EXCERPTED DATA
----

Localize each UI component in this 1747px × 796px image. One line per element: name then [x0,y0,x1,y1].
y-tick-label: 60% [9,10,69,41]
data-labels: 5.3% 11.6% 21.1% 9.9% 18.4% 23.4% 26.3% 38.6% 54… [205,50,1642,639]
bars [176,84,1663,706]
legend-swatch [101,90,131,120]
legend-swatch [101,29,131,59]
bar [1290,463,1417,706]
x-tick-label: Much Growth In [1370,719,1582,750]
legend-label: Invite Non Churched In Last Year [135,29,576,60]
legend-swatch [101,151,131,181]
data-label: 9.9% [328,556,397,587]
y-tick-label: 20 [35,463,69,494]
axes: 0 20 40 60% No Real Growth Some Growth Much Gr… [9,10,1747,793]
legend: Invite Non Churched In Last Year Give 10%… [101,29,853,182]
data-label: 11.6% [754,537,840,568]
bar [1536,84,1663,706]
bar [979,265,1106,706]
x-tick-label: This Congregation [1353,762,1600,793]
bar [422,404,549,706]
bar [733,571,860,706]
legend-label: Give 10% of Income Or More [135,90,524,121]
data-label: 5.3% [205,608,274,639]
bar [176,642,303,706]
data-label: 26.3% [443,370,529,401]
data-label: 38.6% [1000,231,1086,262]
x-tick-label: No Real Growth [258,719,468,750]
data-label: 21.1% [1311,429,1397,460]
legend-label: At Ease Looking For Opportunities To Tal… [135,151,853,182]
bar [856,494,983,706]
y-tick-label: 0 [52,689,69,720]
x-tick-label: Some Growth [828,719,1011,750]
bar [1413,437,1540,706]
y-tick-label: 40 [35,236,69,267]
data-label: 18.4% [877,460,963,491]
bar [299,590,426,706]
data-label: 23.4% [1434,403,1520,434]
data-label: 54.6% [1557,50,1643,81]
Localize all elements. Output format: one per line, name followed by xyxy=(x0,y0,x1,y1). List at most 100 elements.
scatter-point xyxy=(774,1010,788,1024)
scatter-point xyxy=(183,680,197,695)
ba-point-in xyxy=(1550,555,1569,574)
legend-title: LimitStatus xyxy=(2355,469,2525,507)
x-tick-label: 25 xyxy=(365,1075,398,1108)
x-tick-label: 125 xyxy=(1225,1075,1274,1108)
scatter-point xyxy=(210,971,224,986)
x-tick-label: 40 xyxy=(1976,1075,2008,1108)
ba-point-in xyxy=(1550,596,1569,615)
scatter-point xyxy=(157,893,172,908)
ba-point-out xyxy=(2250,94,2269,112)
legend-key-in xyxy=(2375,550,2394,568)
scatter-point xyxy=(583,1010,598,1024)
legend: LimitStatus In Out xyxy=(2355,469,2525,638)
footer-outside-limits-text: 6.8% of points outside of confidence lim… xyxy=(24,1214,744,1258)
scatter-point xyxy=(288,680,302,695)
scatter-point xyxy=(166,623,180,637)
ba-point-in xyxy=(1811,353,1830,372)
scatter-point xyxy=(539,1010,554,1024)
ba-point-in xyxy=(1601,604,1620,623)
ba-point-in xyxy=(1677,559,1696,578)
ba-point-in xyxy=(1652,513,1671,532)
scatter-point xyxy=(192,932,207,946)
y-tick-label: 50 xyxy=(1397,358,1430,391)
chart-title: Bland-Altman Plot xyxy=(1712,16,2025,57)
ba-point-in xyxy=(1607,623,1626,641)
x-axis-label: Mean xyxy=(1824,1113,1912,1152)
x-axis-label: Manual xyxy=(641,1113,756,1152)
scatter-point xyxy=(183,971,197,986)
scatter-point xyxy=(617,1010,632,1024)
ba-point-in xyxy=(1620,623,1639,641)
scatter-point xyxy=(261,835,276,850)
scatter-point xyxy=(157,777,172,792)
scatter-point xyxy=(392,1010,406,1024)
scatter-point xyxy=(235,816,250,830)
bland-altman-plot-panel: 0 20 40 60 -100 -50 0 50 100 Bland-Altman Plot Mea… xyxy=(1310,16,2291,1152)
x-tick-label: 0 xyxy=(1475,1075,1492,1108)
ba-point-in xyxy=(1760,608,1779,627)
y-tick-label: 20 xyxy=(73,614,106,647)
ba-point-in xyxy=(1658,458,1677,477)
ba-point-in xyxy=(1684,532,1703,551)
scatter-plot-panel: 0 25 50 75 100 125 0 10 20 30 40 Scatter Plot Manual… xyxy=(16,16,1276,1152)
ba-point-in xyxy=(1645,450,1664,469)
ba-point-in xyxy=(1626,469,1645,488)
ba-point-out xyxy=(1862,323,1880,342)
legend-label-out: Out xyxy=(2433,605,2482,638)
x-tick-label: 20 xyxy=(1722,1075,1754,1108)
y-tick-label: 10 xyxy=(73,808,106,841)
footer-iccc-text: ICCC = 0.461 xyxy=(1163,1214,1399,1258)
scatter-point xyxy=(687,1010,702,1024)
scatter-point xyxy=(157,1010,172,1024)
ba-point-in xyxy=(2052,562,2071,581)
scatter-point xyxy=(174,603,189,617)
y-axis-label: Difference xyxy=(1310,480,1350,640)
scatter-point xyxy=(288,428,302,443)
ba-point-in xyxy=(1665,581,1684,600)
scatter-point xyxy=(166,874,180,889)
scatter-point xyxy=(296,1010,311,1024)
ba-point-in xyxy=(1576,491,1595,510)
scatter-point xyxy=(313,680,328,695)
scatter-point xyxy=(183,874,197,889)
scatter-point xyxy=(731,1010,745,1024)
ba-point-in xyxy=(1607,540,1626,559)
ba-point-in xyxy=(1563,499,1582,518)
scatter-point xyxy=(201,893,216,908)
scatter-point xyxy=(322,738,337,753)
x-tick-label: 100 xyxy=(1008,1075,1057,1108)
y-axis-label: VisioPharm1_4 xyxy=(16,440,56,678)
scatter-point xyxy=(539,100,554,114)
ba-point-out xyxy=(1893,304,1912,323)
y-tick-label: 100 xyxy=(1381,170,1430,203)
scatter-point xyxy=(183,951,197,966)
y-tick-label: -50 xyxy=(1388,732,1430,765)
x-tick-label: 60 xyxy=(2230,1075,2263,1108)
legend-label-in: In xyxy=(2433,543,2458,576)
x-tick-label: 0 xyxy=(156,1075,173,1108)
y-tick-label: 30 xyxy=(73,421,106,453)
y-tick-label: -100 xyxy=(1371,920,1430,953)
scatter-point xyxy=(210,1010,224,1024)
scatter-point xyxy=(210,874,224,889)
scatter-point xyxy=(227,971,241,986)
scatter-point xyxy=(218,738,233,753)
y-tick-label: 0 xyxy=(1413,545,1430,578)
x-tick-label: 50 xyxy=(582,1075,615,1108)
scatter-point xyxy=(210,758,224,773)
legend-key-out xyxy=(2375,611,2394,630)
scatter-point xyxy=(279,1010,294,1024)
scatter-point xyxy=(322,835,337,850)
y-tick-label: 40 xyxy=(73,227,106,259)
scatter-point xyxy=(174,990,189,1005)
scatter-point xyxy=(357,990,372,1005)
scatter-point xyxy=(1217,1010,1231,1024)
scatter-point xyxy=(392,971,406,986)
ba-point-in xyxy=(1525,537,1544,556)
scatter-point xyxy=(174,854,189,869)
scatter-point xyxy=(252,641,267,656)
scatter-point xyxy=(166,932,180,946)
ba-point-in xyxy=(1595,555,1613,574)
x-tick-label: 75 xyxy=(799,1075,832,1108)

----

TASK DIRECTIONS
Please copy every line of the items above word for word, without changing anything.

TASK RESULT
Localize each UI component in this 1747px × 796px image. One line per element: name then [x0,y0,x1,y1].
y-tick-label: 60% [9,10,69,41]
data-labels: 5.3% 11.6% 21.1% 9.9% 18.4% 23.4% 26.3% 38.6% 54… [205,50,1642,639]
bars [176,84,1663,706]
legend-swatch [101,90,131,120]
legend-swatch [101,29,131,59]
bar [1290,463,1417,706]
x-tick-label: Much Growth In [1370,719,1582,750]
legend-label: Invite Non Churched In Last Year [135,29,576,60]
legend-swatch [101,151,131,181]
data-label: 9.9% [328,556,397,587]
y-tick-label: 20 [35,463,69,494]
axes: 0 20 40 60% No Real Growth Some Growth Much Gr… [9,10,1747,793]
legend: Invite Non Churched In Last Year Give 10%… [101,29,853,182]
data-label: 11.6% [754,537,840,568]
bar [1536,84,1663,706]
bar [979,265,1106,706]
x-tick-label: This Congregation [1353,762,1600,793]
bar [422,404,549,706]
bar [733,571,860,706]
legend-label: Give 10% of Income Or More [135,90,524,121]
data-label: 5.3% [205,608,274,639]
bar [176,642,303,706]
data-label: 26.3% [443,370,529,401]
data-label: 38.6% [1000,231,1086,262]
x-tick-label: No Real Growth [258,719,468,750]
data-label: 21.1% [1311,429,1397,460]
legend-label: At Ease Looking For Opportunities To Tal… [135,151,853,182]
bar [856,494,983,706]
y-tick-label: 0 [52,689,69,720]
x-tick-label: Some Growth [828,719,1011,750]
bar [1413,437,1540,706]
y-tick-label: 40 [35,236,69,267]
data-label: 18.4% [877,460,963,491]
bar [299,590,426,706]
data-label: 23.4% [1434,403,1520,434]
data-label: 54.6% [1557,50,1643,81]
Localize all elements. Output format: one per line, name followed by xyxy=(x0,y0,x1,y1). List at most 100 elements.
scatter-point xyxy=(774,1010,788,1024)
scatter-point xyxy=(183,680,197,695)
ba-point-in xyxy=(1550,555,1569,574)
legend-title: LimitStatus xyxy=(2355,469,2525,507)
x-tick-label: 25 xyxy=(365,1075,398,1108)
x-tick-label: 125 xyxy=(1225,1075,1274,1108)
scatter-point xyxy=(210,971,224,986)
x-tick-label: 40 xyxy=(1976,1075,2008,1108)
ba-point-in xyxy=(1550,596,1569,615)
scatter-point xyxy=(157,893,172,908)
ba-point-out xyxy=(2250,94,2269,112)
legend-key-in xyxy=(2375,550,2394,568)
scatter-point xyxy=(583,1010,598,1024)
legend: LimitStatus In Out xyxy=(2355,469,2525,638)
footer-outside-limits-text: 6.8% of points outside of confidence lim… xyxy=(24,1214,744,1258)
scatter-point xyxy=(288,680,302,695)
scatter-point xyxy=(166,623,180,637)
ba-point-in xyxy=(1811,353,1830,372)
scatter-point xyxy=(539,1010,554,1024)
ba-point-in xyxy=(1601,604,1620,623)
ba-point-in xyxy=(1677,559,1696,578)
ba-point-in xyxy=(1652,513,1671,532)
scatter-point xyxy=(192,932,207,946)
y-tick-label: 50 xyxy=(1397,358,1430,391)
chart-title: Bland-Altman Plot xyxy=(1712,16,2025,57)
ba-point-in xyxy=(1607,623,1626,641)
x-axis-label: Mean xyxy=(1824,1113,1912,1152)
x-axis-label: Manual xyxy=(641,1113,756,1152)
scatter-point xyxy=(183,971,197,986)
scatter-point xyxy=(617,1010,632,1024)
ba-point-in xyxy=(1620,623,1639,641)
scatter-point xyxy=(261,835,276,850)
scatter-point xyxy=(157,777,172,792)
scatter-point xyxy=(392,1010,406,1024)
scatter-point xyxy=(235,816,250,830)
bland-altman-plot-panel: 0 20 40 60 -100 -50 0 50 100 Bland-Altman Plot Mea… xyxy=(1310,16,2291,1152)
x-tick-label: 0 xyxy=(1475,1075,1492,1108)
ba-point-in xyxy=(1760,608,1779,627)
y-tick-label: 20 xyxy=(73,614,106,647)
ba-point-in xyxy=(1658,458,1677,477)
ba-point-in xyxy=(1684,532,1703,551)
scatter-plot-panel: 0 25 50 75 100 125 0 10 20 30 40 Scatter Plot Manual… xyxy=(16,16,1276,1152)
ba-point-in xyxy=(1645,450,1664,469)
ba-point-in xyxy=(1626,469,1645,488)
ba-point-out xyxy=(1862,323,1880,342)
legend-label-out: Out xyxy=(2433,605,2482,638)
x-tick-label: 20 xyxy=(1722,1075,1754,1108)
y-tick-label: 10 xyxy=(73,808,106,841)
footer-iccc-text: ICCC = 0.461 xyxy=(1163,1214,1399,1258)
scatter-point xyxy=(687,1010,702,1024)
scatter-point xyxy=(157,1010,172,1024)
ba-point-in xyxy=(2052,562,2071,581)
scatter-point xyxy=(174,603,189,617)
y-axis-label: Difference xyxy=(1310,480,1350,640)
scatter-point xyxy=(288,428,302,443)
ba-point-in xyxy=(1665,581,1684,600)
scatter-point xyxy=(166,874,180,889)
scatter-point xyxy=(296,1010,311,1024)
ba-point-in xyxy=(1576,491,1595,510)
scatter-point xyxy=(313,680,328,695)
scatter-point xyxy=(183,874,197,889)
scatter-point xyxy=(731,1010,745,1024)
ba-point-in xyxy=(1607,540,1626,559)
ba-point-in xyxy=(1563,499,1582,518)
scatter-point xyxy=(201,893,216,908)
scatter-point xyxy=(322,738,337,753)
x-tick-label: 100 xyxy=(1008,1075,1057,1108)
y-axis-label: VisioPharm1_4 xyxy=(16,440,56,678)
scatter-point xyxy=(539,100,554,114)
ba-point-out xyxy=(1893,304,1912,323)
y-tick-label: 100 xyxy=(1381,170,1430,203)
scatter-point xyxy=(183,951,197,966)
y-tick-label: -50 xyxy=(1388,732,1430,765)
x-tick-label: 60 xyxy=(2230,1075,2263,1108)
legend-label-in: In xyxy=(2433,543,2458,576)
x-tick-label: 0 xyxy=(156,1075,173,1108)
y-tick-label: 30 xyxy=(73,421,106,453)
y-tick-label: -100 xyxy=(1371,920,1430,953)
scatter-point xyxy=(210,1010,224,1024)
scatter-point xyxy=(210,874,224,889)
scatter-point xyxy=(227,971,241,986)
scatter-point xyxy=(218,738,233,753)
y-tick-label: 0 xyxy=(1413,545,1430,578)
x-tick-label: 50 xyxy=(582,1075,615,1108)
scatter-point xyxy=(210,758,224,773)
legend-key-out xyxy=(2375,611,2394,630)
scatter-point xyxy=(279,1010,294,1024)
scatter-point xyxy=(322,835,337,850)
y-tick-label: 40 xyxy=(73,227,106,259)
scatter-point xyxy=(174,990,189,1005)
scatter-point xyxy=(357,990,372,1005)
scatter-point xyxy=(1217,1010,1231,1024)
scatter-point xyxy=(392,971,406,986)
ba-point-in xyxy=(1525,537,1544,556)
scatter-point xyxy=(174,854,189,869)
scatter-point xyxy=(252,641,267,656)
scatter-point xyxy=(166,932,180,946)
ba-point-in xyxy=(1595,555,1613,574)
x-tick-label: 75 xyxy=(799,1075,832,1108)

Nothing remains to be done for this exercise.